▶ **Figure collection entries**:
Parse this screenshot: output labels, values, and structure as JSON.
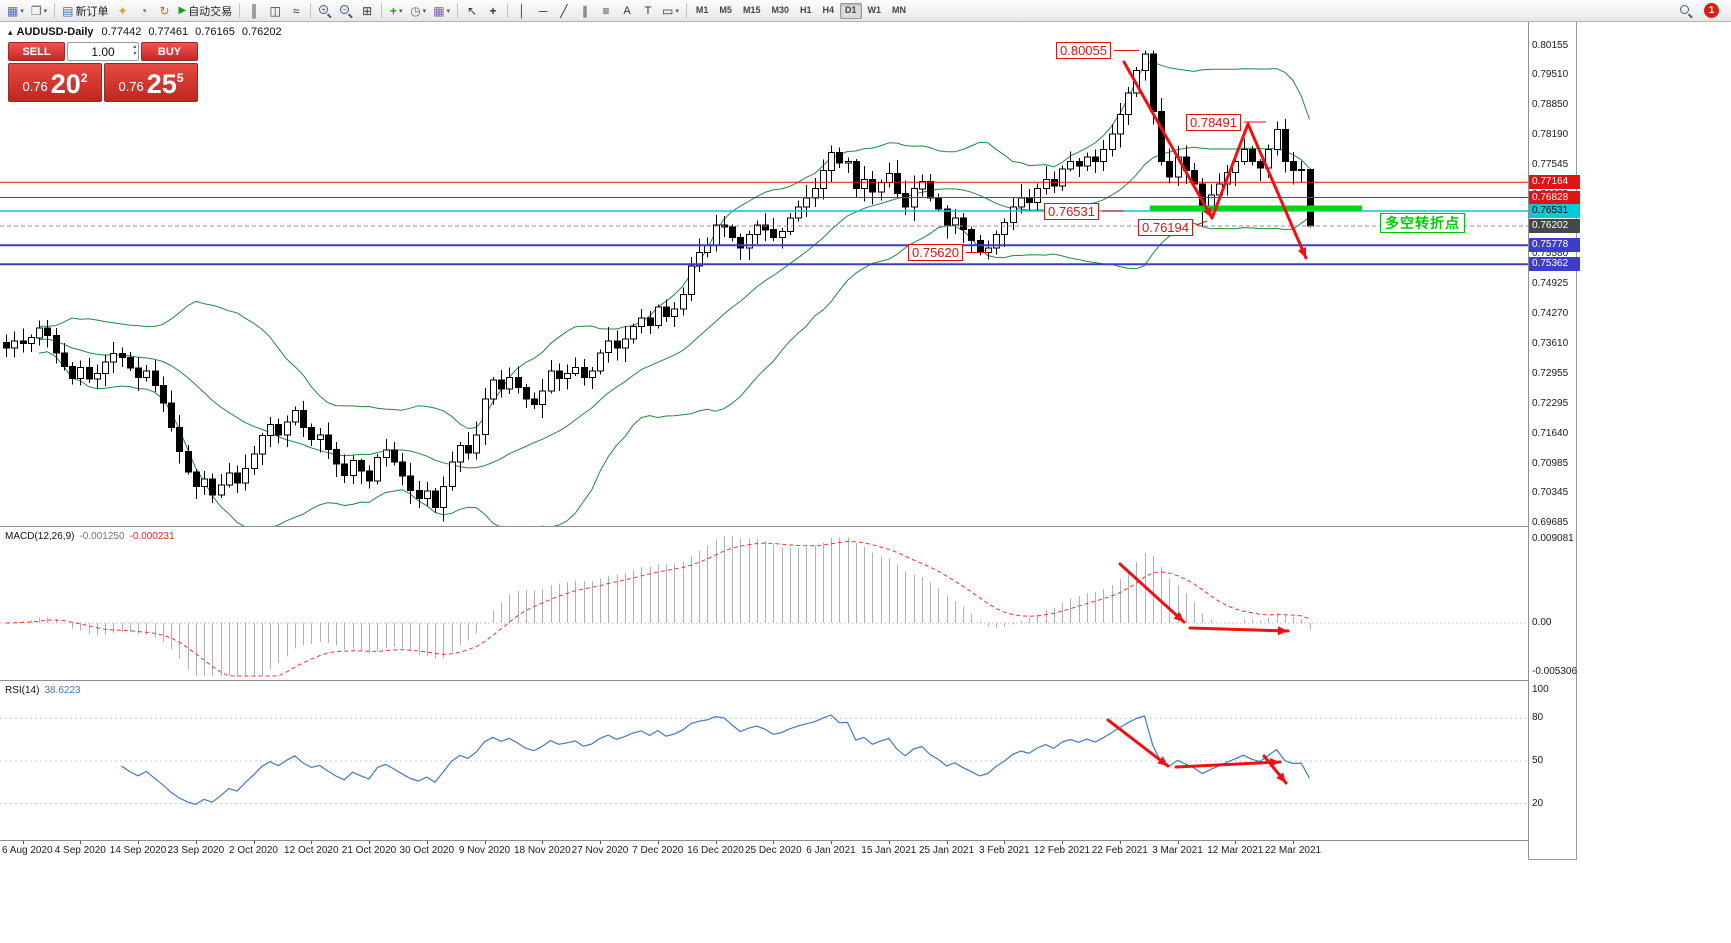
{
  "toolbar": {
    "new_order_label": "新订单",
    "auto_trading_label": "自动交易",
    "timeframes": [
      "M1",
      "M5",
      "M15",
      "M30",
      "H1",
      "H4",
      "D1",
      "W1",
      "MN"
    ],
    "active_timeframe": "D1",
    "notification_count": "1"
  },
  "icons": {
    "tri_up": "▴",
    "caret": "▾",
    "caret_up": "▴",
    "caret_down": "▾",
    "new_chart": "▦",
    "profiles_win": "❒",
    "order_doc": "▤",
    "profile": "✦",
    "market_watch": "◔",
    "refresh": "↻",
    "play": "▶",
    "bar_chart": "║",
    "candles": "◫",
    "line_chart": "≈",
    "tile": "⊞",
    "indicator_plus": "+",
    "clock": "◷",
    "template": "▦",
    "cursor": "↖",
    "crosshair": "+",
    "vline": "│",
    "hline": "─",
    "tline": "╱",
    "channel": "∥",
    "fibo": "≡",
    "text_tool": "A",
    "label_tool": "T",
    "shapes": "▭",
    "plus_sign": "+",
    "minus_sign": "−"
  },
  "chart": {
    "symbol_title": "AUDUSD-Daily",
    "ohlc": {
      "open": "0.77442",
      "high": "0.77461",
      "low": "0.76165",
      "close": "0.76202"
    },
    "one_click": {
      "sell_label": "SELL",
      "buy_label": "BUY",
      "volume": "1.00",
      "sell_small": "0.76",
      "sell_big": "20",
      "sell_sup": "2",
      "buy_small": "0.76",
      "buy_big": "25",
      "buy_sup": "5"
    },
    "price_labels": [
      "0.80055",
      "0.78491",
      "0.76531",
      "0.76194",
      "0.75620"
    ],
    "turning_point_label": "多空转折点",
    "turning_line_color": "#00d800",
    "arrow_color": "#ef1111",
    "hlines": [
      {
        "price": "0.77164",
        "color": "#e11212",
        "width": 1,
        "tag_fg": "#ffffff"
      },
      {
        "price": "0.76828",
        "color": "#e11212",
        "width": 1,
        "tag_fg": "#ffffff"
      },
      {
        "price": "0.76531",
        "color": "#00ccd4",
        "width": 1.5,
        "tag_fg": "#000000"
      },
      {
        "price": "0.75778",
        "color": "#3d3dcc",
        "width": 2,
        "tag_fg": "#ffffff"
      },
      {
        "price": "0.75362",
        "color": "#3d3dcc",
        "width": 2,
        "tag_fg": "#ffffff"
      }
    ],
    "current_price": "0.76202",
    "current_tag_bg": "#43484d",
    "axis_price_labels": [
      "0.80155",
      "0.79510",
      "0.78850",
      "0.78190",
      "0.77545",
      "0.76885",
      "0.76225",
      "0.75580",
      "0.74925",
      "0.74270",
      "0.73610",
      "0.72955",
      "0.72295",
      "0.71640",
      "0.70985",
      "0.70345",
      "0.69685"
    ]
  },
  "macd": {
    "name": "MACD(12,26,9)",
    "value_main": "-0.001250",
    "value_signal": "-0.000231",
    "axis": [
      "0.009081",
      "0.00",
      "-0.005306"
    ]
  },
  "rsi": {
    "name": "RSI(14)",
    "value": "38.6223",
    "axis": [
      "100",
      "80",
      "50",
      "20"
    ],
    "levels": [
      80,
      50,
      20
    ]
  },
  "time_axis": [
    "6 Aug 2020",
    "4 Sep 2020",
    "14 Sep 2020",
    "23 Sep 2020",
    "2 Oct 2020",
    "12 Oct 2020",
    "21 Oct 2020",
    "30 Oct 2020",
    "9 Nov 2020",
    "18 Nov 2020",
    "27 Nov 2020",
    "7 Dec 2020",
    "16 Dec 2020",
    "25 Dec 2020",
    "6 Jan 2021",
    "15 Jan 2021",
    "25 Jan 2021",
    "3 Feb 2021",
    "12 Feb 2021",
    "22 Feb 2021",
    "3 Mar 2021",
    "12 Mar 2021",
    "22 Mar 2021"
  ],
  "chart_data": {
    "type": "candlestick",
    "symbol": "AUDUSD",
    "timeframe": "Daily",
    "price_range": [
      0.69685,
      0.80155
    ],
    "closes": [
      0.7352,
      0.7368,
      0.7362,
      0.7375,
      0.7396,
      0.738,
      0.7341,
      0.7312,
      0.7285,
      0.731,
      0.7284,
      0.7296,
      0.7322,
      0.734,
      0.7332,
      0.7308,
      0.7288,
      0.7302,
      0.727,
      0.7232,
      0.7178,
      0.7125,
      0.708,
      0.7048,
      0.7065,
      0.703,
      0.7052,
      0.7078,
      0.7056,
      0.7088,
      0.712,
      0.716,
      0.7185,
      0.7162,
      0.719,
      0.7215,
      0.7178,
      0.7152,
      0.7162,
      0.713,
      0.7098,
      0.7072,
      0.7105,
      0.7082,
      0.706,
      0.7112,
      0.7128,
      0.7102,
      0.7072,
      0.704,
      0.7022,
      0.7038,
      0.7002,
      0.7048,
      0.7102,
      0.7138,
      0.7122,
      0.7162,
      0.724,
      0.7282,
      0.7262,
      0.7288,
      0.7266,
      0.724,
      0.7228,
      0.7258,
      0.7302,
      0.7285,
      0.7296,
      0.731,
      0.7288,
      0.7302,
      0.7342,
      0.7368,
      0.7352,
      0.7372,
      0.74,
      0.7418,
      0.7402,
      0.7442,
      0.7422,
      0.7438,
      0.747,
      0.7532,
      0.7562,
      0.7578,
      0.7622,
      0.7618,
      0.7595,
      0.7572,
      0.7602,
      0.7622,
      0.7612,
      0.7595,
      0.7608,
      0.7638,
      0.7662,
      0.7682,
      0.7702,
      0.7742,
      0.7782,
      0.7758,
      0.7762,
      0.7702,
      0.7722,
      0.7695,
      0.7716,
      0.7735,
      0.7692,
      0.7662,
      0.7702,
      0.7718,
      0.7682,
      0.7658,
      0.7622,
      0.7638,
      0.7612,
      0.7588,
      0.7562,
      0.7572,
      0.7602,
      0.7628,
      0.7662,
      0.7682,
      0.7672,
      0.7702,
      0.7722,
      0.7708,
      0.7745,
      0.7762,
      0.7752,
      0.7772,
      0.7762,
      0.7788,
      0.7822,
      0.7865,
      0.7912,
      0.7962,
      0.7998,
      0.7872,
      0.7762,
      0.7728,
      0.7772,
      0.7742,
      0.7712,
      0.7662,
      0.7688,
      0.7712,
      0.7738,
      0.7762,
      0.7788,
      0.7762,
      0.7748,
      0.7788,
      0.7832,
      0.7762,
      0.7742,
      0.7744,
      0.76202
    ],
    "overrides": {
      "4": {
        "h": 0.7413
      },
      "52": {
        "l": 0.699
      },
      "138": {
        "h": 0.80055
      },
      "145": {
        "l": 0.76194
      },
      "154": {
        "h": 0.78491
      },
      "158": {
        "o": 0.77442,
        "h": 0.77461,
        "l": 0.76165
      }
    },
    "indicators": {
      "bollinger": {
        "period": 20,
        "deviation": 2
      },
      "macd": {
        "fast": 12,
        "slow": 26,
        "signal": 9
      },
      "rsi": {
        "period": 14
      }
    },
    "levels": {
      "resistance": [
        0.77164,
        0.76828
      ],
      "pivot": 0.76531,
      "support": [
        0.75778,
        0.7562,
        0.75362
      ]
    },
    "swing_points": {
      "high_1": 0.80055,
      "low_1": 0.76194,
      "high_2": 0.78491,
      "last_close": 0.76202
    }
  }
}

▶ **WHAT THE TASK ASKS**:
Filter the data for the string "AUDUSD" and copy every line that has it.

▶ **REPLY**:
    "symbol_title": "AUDUSD-Daily",
    "symbol": "AUDUSD",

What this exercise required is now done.